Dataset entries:
· · · · · · ·

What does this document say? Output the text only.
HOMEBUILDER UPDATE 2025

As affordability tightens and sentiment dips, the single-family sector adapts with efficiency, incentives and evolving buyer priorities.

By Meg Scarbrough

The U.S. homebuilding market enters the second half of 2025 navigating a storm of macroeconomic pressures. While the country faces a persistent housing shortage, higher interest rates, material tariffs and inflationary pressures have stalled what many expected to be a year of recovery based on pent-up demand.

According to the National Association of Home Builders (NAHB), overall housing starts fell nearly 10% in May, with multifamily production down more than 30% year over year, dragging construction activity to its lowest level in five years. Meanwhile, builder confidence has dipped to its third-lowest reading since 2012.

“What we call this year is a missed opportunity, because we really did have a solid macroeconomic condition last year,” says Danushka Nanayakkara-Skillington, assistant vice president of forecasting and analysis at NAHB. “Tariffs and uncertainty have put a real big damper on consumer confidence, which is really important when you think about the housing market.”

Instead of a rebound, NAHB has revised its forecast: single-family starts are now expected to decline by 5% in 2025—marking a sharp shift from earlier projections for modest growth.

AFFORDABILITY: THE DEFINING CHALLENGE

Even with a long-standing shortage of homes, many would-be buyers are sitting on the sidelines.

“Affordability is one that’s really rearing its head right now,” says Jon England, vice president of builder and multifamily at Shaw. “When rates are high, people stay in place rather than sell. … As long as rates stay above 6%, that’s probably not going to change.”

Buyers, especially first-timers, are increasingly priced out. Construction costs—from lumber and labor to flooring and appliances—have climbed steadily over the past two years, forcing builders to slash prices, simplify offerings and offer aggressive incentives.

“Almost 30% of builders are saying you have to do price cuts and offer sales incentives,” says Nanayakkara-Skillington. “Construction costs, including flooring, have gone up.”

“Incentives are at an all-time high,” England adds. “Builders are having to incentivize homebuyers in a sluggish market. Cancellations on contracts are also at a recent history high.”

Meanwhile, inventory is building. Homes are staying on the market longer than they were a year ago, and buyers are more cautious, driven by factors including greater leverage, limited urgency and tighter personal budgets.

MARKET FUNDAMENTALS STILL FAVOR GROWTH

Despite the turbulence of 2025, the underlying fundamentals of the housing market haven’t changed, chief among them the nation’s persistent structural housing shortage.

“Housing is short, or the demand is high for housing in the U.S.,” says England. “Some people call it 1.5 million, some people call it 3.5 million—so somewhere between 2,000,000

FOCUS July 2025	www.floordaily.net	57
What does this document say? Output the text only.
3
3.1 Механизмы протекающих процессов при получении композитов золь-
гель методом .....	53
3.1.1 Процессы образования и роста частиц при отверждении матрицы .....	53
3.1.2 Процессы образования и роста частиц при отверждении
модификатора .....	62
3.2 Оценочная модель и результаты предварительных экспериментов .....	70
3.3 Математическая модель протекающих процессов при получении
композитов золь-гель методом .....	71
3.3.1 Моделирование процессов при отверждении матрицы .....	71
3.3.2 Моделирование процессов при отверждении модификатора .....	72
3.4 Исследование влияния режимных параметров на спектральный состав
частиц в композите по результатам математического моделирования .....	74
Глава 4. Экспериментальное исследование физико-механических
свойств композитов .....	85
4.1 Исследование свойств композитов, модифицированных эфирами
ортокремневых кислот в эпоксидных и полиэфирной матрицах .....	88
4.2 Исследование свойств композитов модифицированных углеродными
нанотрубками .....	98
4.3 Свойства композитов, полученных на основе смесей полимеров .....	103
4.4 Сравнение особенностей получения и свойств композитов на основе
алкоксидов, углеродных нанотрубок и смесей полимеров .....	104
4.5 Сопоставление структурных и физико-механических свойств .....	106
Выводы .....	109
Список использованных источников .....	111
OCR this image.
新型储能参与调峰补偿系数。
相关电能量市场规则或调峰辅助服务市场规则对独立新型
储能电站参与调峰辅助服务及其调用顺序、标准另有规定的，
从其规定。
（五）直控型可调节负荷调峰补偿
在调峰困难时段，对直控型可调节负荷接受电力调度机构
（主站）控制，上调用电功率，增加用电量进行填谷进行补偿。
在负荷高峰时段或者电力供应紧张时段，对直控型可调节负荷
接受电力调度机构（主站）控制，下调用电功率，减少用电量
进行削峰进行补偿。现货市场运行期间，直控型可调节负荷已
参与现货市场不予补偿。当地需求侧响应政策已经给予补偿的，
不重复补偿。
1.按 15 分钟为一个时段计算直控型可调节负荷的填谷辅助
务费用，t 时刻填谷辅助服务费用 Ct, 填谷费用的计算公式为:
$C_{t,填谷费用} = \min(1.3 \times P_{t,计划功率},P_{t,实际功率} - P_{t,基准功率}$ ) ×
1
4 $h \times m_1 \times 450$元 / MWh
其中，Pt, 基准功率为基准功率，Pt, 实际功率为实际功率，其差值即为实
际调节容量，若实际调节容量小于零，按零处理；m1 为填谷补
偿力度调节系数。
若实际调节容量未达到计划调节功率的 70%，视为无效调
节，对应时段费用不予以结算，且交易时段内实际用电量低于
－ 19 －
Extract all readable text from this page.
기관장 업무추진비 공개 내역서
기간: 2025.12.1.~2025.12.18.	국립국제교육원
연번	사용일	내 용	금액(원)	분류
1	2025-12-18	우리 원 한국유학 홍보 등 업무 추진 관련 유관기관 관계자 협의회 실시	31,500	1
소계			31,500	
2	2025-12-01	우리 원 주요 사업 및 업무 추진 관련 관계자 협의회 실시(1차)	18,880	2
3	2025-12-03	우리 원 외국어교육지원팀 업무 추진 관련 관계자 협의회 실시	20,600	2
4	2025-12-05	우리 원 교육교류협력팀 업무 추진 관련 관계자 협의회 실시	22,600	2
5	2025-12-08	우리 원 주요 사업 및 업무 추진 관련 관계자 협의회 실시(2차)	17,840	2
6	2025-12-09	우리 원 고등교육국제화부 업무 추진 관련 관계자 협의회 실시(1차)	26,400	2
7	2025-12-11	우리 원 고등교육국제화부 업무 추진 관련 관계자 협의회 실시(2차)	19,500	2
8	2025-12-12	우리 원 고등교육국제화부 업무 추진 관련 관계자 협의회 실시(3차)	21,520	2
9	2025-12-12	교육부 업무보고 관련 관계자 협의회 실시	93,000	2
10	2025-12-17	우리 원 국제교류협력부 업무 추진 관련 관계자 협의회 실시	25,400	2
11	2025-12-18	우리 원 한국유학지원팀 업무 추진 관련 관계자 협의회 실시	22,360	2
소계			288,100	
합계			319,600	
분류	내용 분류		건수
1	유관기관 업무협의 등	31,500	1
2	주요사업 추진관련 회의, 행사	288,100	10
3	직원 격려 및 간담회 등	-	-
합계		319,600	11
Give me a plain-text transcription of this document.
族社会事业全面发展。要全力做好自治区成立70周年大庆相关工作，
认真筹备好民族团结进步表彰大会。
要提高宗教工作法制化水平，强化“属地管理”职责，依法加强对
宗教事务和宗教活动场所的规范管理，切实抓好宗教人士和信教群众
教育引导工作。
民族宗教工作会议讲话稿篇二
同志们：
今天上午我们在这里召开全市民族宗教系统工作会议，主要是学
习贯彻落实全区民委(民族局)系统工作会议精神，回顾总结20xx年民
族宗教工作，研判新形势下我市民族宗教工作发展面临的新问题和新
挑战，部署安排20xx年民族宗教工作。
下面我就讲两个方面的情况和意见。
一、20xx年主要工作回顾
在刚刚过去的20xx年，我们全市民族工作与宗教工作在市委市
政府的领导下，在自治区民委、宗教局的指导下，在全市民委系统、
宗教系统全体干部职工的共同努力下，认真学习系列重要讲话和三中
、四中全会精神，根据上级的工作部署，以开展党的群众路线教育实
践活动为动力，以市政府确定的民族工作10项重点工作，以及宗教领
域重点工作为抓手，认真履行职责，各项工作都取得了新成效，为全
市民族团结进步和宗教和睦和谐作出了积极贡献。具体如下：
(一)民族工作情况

· · · · · · ·

DIRECTIONS.
Repeat the entries above exactly, leaving nothing out.

THE REPLY.
What does this document say? Output the text only.
HOMEBUILDER UPDATE 2025

As affordability tightens and sentiment dips, the single-family sector adapts with efficiency, incentives and evolving buyer priorities.

By Meg Scarbrough

The U.S. homebuilding market enters the second half of 2025 navigating a storm of macroeconomic pressures. While the country faces a persistent housing shortage, higher interest rates, material tariffs and inflationary pressures have stalled what many expected to be a year of recovery based on pent-up demand.

According to the National Association of Home Builders (NAHB), overall housing starts fell nearly 10% in May, with multifamily production down more than 30% year over year, dragging construction activity to its lowest level in five years. Meanwhile, builder confidence has dipped to its third-lowest reading since 2012.

“What we call this year is a missed opportunity, because we really did have a solid macroeconomic condition last year,” says Danushka Nanayakkara-Skillington, assistant vice president of forecasting and analysis at NAHB. “Tariffs and uncertainty have put a real big damper on consumer confidence, which is really important when you think about the housing market.”

Instead of a rebound, NAHB has revised its forecast: single-family starts are now expected to decline by 5% in 2025—marking a sharp shift from earlier projections for modest growth.

AFFORDABILITY: THE DEFINING CHALLENGE

Even with a long-standing shortage of homes, many would-be buyers are sitting on the sidelines.

“Affordability is one that’s really rearing its head right now,” says Jon England, vice president of builder and multifamily at Shaw. “When rates are high, people stay in place rather than sell. … As long as rates stay above 6%, that’s probably not going to change.”

Buyers, especially first-timers, are increasingly priced out. Construction costs—from lumber and labor to flooring and appliances—have climbed steadily over the past two years, forcing builders to slash prices, simplify offerings and offer aggressive incentives.

“Almost 30% of builders are saying you have to do price cuts and offer sales incentives,” says Nanayakkara-Skillington. “Construction costs, including flooring, have gone up.”

“Incentives are at an all-time high,” England adds. “Builders are having to incentivize homebuyers in a sluggish market. Cancellations on contracts are also at a recent history high.”

Meanwhile, inventory is building. Homes are staying on the market longer than they were a year ago, and buyers are more cautious, driven by factors including greater leverage, limited urgency and tighter personal budgets.

MARKET FUNDAMENTALS STILL FAVOR GROWTH

Despite the turbulence of 2025, the underlying fundamentals of the housing market haven’t changed, chief among them the nation’s persistent structural housing shortage.

“Housing is short, or the demand is high for housing in the U.S.,” says England. “Some people call it 1.5 million, some people call it 3.5 million—so somewhere between 2,000,000

FOCUS July 2025	www.floordaily.net	57
What does this document say? Output the text only.
3
3.1 Механизмы протекающих процессов при получении композитов золь-
гель методом .....	53
3.1.1 Процессы образования и роста частиц при отверждении матрицы .....	53
3.1.2 Процессы образования и роста частиц при отверждении
модификатора .....	62
3.2 Оценочная модель и результаты предварительных экспериментов .....	70
3.3 Математическая модель протекающих процессов при получении
композитов золь-гель методом .....	71
3.3.1 Моделирование процессов при отверждении матрицы .....	71
3.3.2 Моделирование процессов при отверждении модификатора .....	72
3.4 Исследование влияния режимных параметров на спектральный состав
частиц в композите по результатам математического моделирования .....	74
Глава 4. Экспериментальное исследование физико-механических
свойств композитов .....	85
4.1 Исследование свойств композитов, модифицированных эфирами
ортокремневых кислот в эпоксидных и полиэфирной матрицах .....	88
4.2 Исследование свойств композитов модифицированных углеродными
нанотрубками .....	98
4.3 Свойства композитов, полученных на основе смесей полимеров .....	103
4.4 Сравнение особенностей получения и свойств композитов на основе
алкоксидов, углеродных нанотрубок и смесей полимеров .....	104
4.5 Сопоставление структурных и физико-механических свойств .....	106
Выводы .....	109
Список использованных источников .....	111
OCR this image.
新型储能参与调峰补偿系数。
相关电能量市场规则或调峰辅助服务市场规则对独立新型
储能电站参与调峰辅助服务及其调用顺序、标准另有规定的，
从其规定。
（五）直控型可调节负荷调峰补偿
在调峰困难时段，对直控型可调节负荷接受电力调度机构
（主站）控制，上调用电功率，增加用电量进行填谷进行补偿。
在负荷高峰时段或者电力供应紧张时段，对直控型可调节负荷
接受电力调度机构（主站）控制，下调用电功率，减少用电量
进行削峰进行补偿。现货市场运行期间，直控型可调节负荷已
参与现货市场不予补偿。当地需求侧响应政策已经给予补偿的，
不重复补偿。
1.按 15 分钟为一个时段计算直控型可调节负荷的填谷辅助
务费用，t 时刻填谷辅助服务费用 Ct, 填谷费用的计算公式为:
$C_{t,填谷费用} = \min(1.3 \times P_{t,计划功率},P_{t,实际功率} - P_{t,基准功率}$ ) ×
1
4 $h \times m_1 \times 450$元 / MWh
其中，Pt, 基准功率为基准功率，Pt, 实际功率为实际功率，其差值即为实
际调节容量，若实际调节容量小于零，按零处理；m1 为填谷补
偿力度调节系数。
若实际调节容量未达到计划调节功率的 70%，视为无效调
节，对应时段费用不予以结算，且交易时段内实际用电量低于
－ 19 －
Extract all readable text from this page.
기관장 업무추진비 공개 내역서
기간: 2025.12.1.~2025.12.18.	국립국제교육원
연번	사용일	내 용	금액(원)	분류
1	2025-12-18	우리 원 한국유학 홍보 등 업무 추진 관련 유관기관 관계자 협의회 실시	31,500	1
소계			31,500	
2	2025-12-01	우리 원 주요 사업 및 업무 추진 관련 관계자 협의회 실시(1차)	18,880	2
3	2025-12-03	우리 원 외국어교육지원팀 업무 추진 관련 관계자 협의회 실시	20,600	2
4	2025-12-05	우리 원 교육교류협력팀 업무 추진 관련 관계자 협의회 실시	22,600	2
5	2025-12-08	우리 원 주요 사업 및 업무 추진 관련 관계자 협의회 실시(2차)	17,840	2
6	2025-12-09	우리 원 고등교육국제화부 업무 추진 관련 관계자 협의회 실시(1차)	26,400	2
7	2025-12-11	우리 원 고등교육국제화부 업무 추진 관련 관계자 협의회 실시(2차)	19,500	2
8	2025-12-12	우리 원 고등교육국제화부 업무 추진 관련 관계자 협의회 실시(3차)	21,520	2
9	2025-12-12	교육부 업무보고 관련 관계자 협의회 실시	93,000	2
10	2025-12-17	우리 원 국제교류협력부 업무 추진 관련 관계자 협의회 실시	25,400	2
11	2025-12-18	우리 원 한국유학지원팀 업무 추진 관련 관계자 협의회 실시	22,360	2
소계			288,100	
합계			319,600	
분류	내용 분류		건수
1	유관기관 업무협의 등	31,500	1
2	주요사업 추진관련 회의, 행사	288,100	10
3	직원 격려 및 간담회 등	-	-
합계		319,600	11
Give me a plain-text transcription of this document.
族社会事业全面发展。要全力做好自治区成立70周年大庆相关工作，
认真筹备好民族团结进步表彰大会。
要提高宗教工作法制化水平，强化“属地管理”职责，依法加强对
宗教事务和宗教活动场所的规范管理，切实抓好宗教人士和信教群众
教育引导工作。
民族宗教工作会议讲话稿篇二
同志们：
今天上午我们在这里召开全市民族宗教系统工作会议，主要是学
习贯彻落实全区民委(民族局)系统工作会议精神，回顾总结20xx年民
族宗教工作，研判新形势下我市民族宗教工作发展面临的新问题和新
挑战，部署安排20xx年民族宗教工作。
下面我就讲两个方面的情况和意见。
一、20xx年主要工作回顾
在刚刚过去的20xx年，我们全市民族工作与宗教工作在市委市
政府的领导下，在自治区民委、宗教局的指导下，在全市民委系统、
宗教系统全体干部职工的共同努力下，认真学习系列重要讲话和三中
、四中全会精神，根据上级的工作部署，以开展党的群众路线教育实
践活动为动力，以市政府确定的民族工作10项重点工作，以及宗教领
域重点工作为抓手，认真履行职责，各项工作都取得了新成效，为全
市民族团结进步和宗教和睦和谐作出了积极贡献。具体如下：
(一)民族工作情况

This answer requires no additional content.